:: Description of the task ::
Reproduce the lines below, substituting "clickable" for every occurrence of "interactable" and leaving everything else unchanged.

******

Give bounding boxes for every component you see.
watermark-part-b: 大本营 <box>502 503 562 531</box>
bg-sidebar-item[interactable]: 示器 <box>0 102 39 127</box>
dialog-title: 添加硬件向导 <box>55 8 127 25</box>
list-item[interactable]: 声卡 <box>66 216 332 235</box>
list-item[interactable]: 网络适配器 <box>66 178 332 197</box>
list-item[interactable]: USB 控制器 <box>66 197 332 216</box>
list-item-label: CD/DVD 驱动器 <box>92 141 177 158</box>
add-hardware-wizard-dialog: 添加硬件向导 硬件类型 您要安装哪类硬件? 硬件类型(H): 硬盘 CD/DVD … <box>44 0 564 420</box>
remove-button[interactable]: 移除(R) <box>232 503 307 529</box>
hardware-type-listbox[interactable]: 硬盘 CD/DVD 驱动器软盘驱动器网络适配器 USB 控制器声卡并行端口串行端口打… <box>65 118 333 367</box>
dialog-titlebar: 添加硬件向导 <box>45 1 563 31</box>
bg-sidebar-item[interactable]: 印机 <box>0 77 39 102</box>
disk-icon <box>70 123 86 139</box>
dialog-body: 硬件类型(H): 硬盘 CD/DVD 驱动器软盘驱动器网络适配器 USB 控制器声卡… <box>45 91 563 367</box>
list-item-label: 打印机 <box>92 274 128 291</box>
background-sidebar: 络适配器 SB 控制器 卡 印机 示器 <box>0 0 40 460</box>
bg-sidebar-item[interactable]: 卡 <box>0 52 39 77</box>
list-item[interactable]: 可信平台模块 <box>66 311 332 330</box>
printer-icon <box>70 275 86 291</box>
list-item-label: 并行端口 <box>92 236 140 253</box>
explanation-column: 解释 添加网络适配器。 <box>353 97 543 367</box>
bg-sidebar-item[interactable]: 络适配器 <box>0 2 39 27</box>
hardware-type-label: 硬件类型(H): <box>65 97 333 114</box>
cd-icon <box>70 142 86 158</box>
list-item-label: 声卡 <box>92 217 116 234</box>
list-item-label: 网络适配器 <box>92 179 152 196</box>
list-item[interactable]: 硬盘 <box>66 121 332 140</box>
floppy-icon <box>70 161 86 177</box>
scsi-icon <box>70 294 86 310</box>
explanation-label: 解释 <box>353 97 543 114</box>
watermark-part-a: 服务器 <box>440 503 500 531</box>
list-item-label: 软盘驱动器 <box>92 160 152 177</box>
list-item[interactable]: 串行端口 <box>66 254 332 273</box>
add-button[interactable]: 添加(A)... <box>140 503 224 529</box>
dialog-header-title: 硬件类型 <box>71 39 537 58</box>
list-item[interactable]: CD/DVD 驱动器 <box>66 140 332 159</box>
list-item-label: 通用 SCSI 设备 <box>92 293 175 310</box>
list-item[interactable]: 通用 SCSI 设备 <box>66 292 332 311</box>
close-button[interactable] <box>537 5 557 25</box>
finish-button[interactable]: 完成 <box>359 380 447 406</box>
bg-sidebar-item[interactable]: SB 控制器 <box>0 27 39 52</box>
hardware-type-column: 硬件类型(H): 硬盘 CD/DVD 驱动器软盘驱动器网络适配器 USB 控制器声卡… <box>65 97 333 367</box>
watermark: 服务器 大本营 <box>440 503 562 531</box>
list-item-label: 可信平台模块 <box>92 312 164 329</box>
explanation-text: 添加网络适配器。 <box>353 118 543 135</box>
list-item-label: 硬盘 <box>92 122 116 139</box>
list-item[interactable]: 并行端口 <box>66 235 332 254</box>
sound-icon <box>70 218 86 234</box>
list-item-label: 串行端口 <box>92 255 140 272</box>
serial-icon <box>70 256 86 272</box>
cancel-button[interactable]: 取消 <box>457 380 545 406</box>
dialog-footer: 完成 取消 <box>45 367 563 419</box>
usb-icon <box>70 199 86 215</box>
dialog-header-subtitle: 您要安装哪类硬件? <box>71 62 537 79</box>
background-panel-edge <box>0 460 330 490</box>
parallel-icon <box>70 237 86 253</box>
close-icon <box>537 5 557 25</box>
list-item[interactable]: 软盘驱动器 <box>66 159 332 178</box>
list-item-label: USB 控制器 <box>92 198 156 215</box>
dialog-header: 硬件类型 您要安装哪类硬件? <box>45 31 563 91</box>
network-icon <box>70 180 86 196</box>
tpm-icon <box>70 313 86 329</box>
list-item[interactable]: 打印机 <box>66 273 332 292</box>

******

:: Solution ::
Give bounding boxes for every component you see.
watermark-part-b: 大本营 <box>502 503 562 531</box>
bg-sidebar-item[clickable]: 示器 <box>0 102 39 127</box>
dialog-title: 添加硬件向导 <box>55 8 127 25</box>
list-item[clickable]: 声卡 <box>66 216 332 235</box>
list-item[clickable]: 网络适配器 <box>66 178 332 197</box>
list-item[clickable]: USB 控制器 <box>66 197 332 216</box>
list-item-label: CD/DVD 驱动器 <box>92 141 177 158</box>
add-hardware-wizard-dialog: 添加硬件向导 硬件类型 您要安装哪类硬件? 硬件类型(H): 硬盘 CD/DVD … <box>44 0 564 420</box>
remove-button[clickable]: 移除(R) <box>232 503 307 529</box>
hardware-type-listbox[clickable]: 硬盘 CD/DVD 驱动器软盘驱动器网络适配器 USB 控制器声卡并行端口串行端口打… <box>65 118 333 367</box>
dialog-titlebar: 添加硬件向导 <box>45 1 563 31</box>
bg-sidebar-item[clickable]: 印机 <box>0 77 39 102</box>
disk-icon <box>70 123 86 139</box>
dialog-body: 硬件类型(H): 硬盘 CD/DVD 驱动器软盘驱动器网络适配器 USB 控制器声卡… <box>45 91 563 367</box>
list-item-label: 打印机 <box>92 274 128 291</box>
background-sidebar: 络适配器 SB 控制器 卡 印机 示器 <box>0 0 40 460</box>
bg-sidebar-item[clickable]: 卡 <box>0 52 39 77</box>
list-item[clickable]: 可信平台模块 <box>66 311 332 330</box>
printer-icon <box>70 275 86 291</box>
list-item-label: 并行端口 <box>92 236 140 253</box>
explanation-column: 解释 添加网络适配器。 <box>353 97 543 367</box>
bg-sidebar-item[clickable]: 络适配器 <box>0 2 39 27</box>
hardware-type-label: 硬件类型(H): <box>65 97 333 114</box>
cd-icon <box>70 142 86 158</box>
list-item-label: 声卡 <box>92 217 116 234</box>
list-item-label: 网络适配器 <box>92 179 152 196</box>
list-item[clickable]: 硬盘 <box>66 121 332 140</box>
floppy-icon <box>70 161 86 177</box>
scsi-icon <box>70 294 86 310</box>
explanation-label: 解释 <box>353 97 543 114</box>
watermark-part-a: 服务器 <box>440 503 500 531</box>
list-item-label: 软盘驱动器 <box>92 160 152 177</box>
list-item[clickable]: 串行端口 <box>66 254 332 273</box>
add-button[clickable]: 添加(A)... <box>140 503 224 529</box>
dialog-header-title: 硬件类型 <box>71 39 537 58</box>
list-item[clickable]: CD/DVD 驱动器 <box>66 140 332 159</box>
list-item-label: 通用 SCSI 设备 <box>92 293 175 310</box>
list-item[clickable]: 通用 SCSI 设备 <box>66 292 332 311</box>
close-button[clickable] <box>537 5 557 25</box>
finish-button[clickable]: 完成 <box>359 380 447 406</box>
bg-sidebar-item[clickable]: SB 控制器 <box>0 27 39 52</box>
hardware-type-column: 硬件类型(H): 硬盘 CD/DVD 驱动器软盘驱动器网络适配器 USB 控制器声卡… <box>65 97 333 367</box>
watermark: 服务器 大本营 <box>440 503 562 531</box>
list-item-label: 可信平台模块 <box>92 312 164 329</box>
explanation-text: 添加网络适配器。 <box>353 118 543 135</box>
list-item-label: 硬盘 <box>92 122 116 139</box>
list-item[clickable]: 并行端口 <box>66 235 332 254</box>
sound-icon <box>70 218 86 234</box>
list-item-label: 串行端口 <box>92 255 140 272</box>
serial-icon <box>70 256 86 272</box>
cancel-button[clickable]: 取消 <box>457 380 545 406</box>
dialog-footer: 完成 取消 <box>45 367 563 419</box>
usb-icon <box>70 199 86 215</box>
dialog-header-subtitle: 您要安装哪类硬件? <box>71 62 537 79</box>
background-panel-edge <box>0 460 330 490</box>
parallel-icon <box>70 237 86 253</box>
close-icon <box>537 5 557 25</box>
list-item[clickable]: 软盘驱动器 <box>66 159 332 178</box>
list-item-label: USB 控制器 <box>92 198 156 215</box>
dialog-header: 硬件类型 您要安装哪类硬件? <box>45 31 563 91</box>
network-icon <box>70 180 86 196</box>
tpm-icon <box>70 313 86 329</box>
list-item[clickable]: 打印机 <box>66 273 332 292</box>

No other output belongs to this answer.